- [Exercise] Reproduce the listing below in full and without alteration, apart from its pictures.

___ Data in this exercise ___

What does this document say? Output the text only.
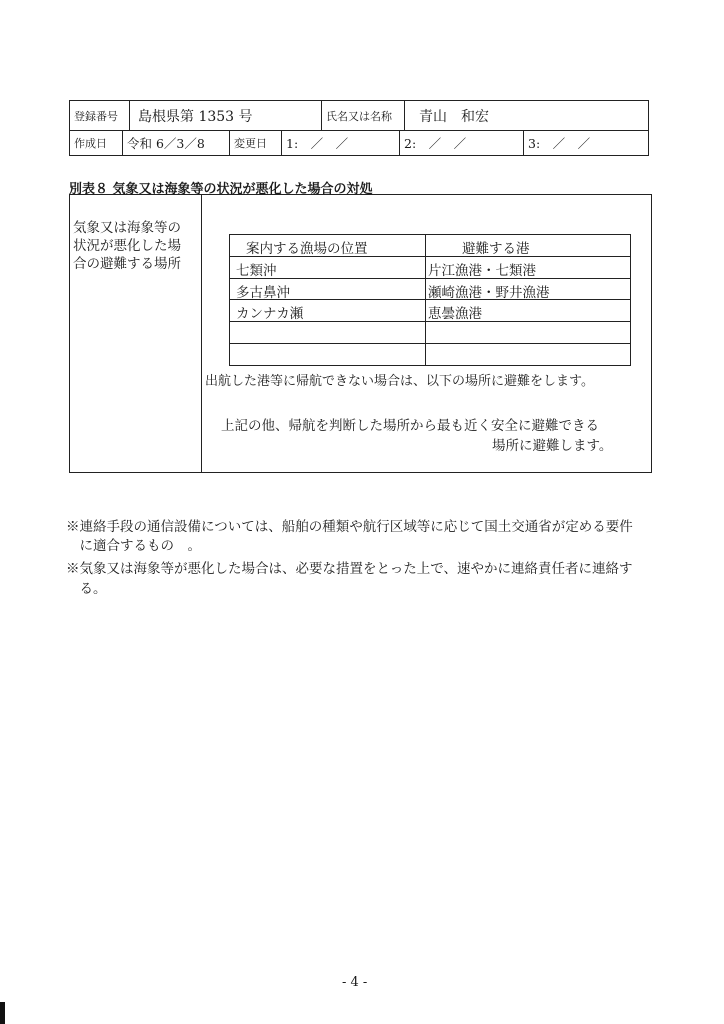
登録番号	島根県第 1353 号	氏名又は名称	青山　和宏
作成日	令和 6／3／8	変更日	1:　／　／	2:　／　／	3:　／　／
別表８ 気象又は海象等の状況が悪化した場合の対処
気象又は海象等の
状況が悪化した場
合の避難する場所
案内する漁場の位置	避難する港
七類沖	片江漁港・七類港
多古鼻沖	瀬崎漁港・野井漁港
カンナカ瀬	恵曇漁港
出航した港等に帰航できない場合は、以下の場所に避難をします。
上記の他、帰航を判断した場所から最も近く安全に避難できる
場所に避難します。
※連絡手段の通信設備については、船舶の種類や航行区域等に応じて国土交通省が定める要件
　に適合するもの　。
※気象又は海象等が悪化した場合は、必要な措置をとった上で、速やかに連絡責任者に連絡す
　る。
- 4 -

___

- [Correct result]
What does this document say? Output the text only.
登録番号	島根県第 1353 号	氏名又は名称	青山　和宏
作成日	令和 6／3／8	変更日	1:　／　／	2:　／　／	3:　／　／
別表８ 気象又は海象等の状況が悪化した場合の対処
気象又は海象等の
状況が悪化した場
合の避難する場所
案内する漁場の位置	避難する港
七類沖	片江漁港・七類港
多古鼻沖	瀬崎漁港・野井漁港
カンナカ瀬	恵曇漁港
出航した港等に帰航できない場合は、以下の場所に避難をします。
上記の他、帰航を判断した場所から最も近く安全に避難できる
場所に避難します。
※連絡手段の通信設備については、船舶の種類や航行区域等に応じて国土交通省が定める要件
　に適合するもの　。
※気象又は海象等が悪化した場合は、必要な措置をとった上で、速やかに連絡責任者に連絡す
　る。
- 4 -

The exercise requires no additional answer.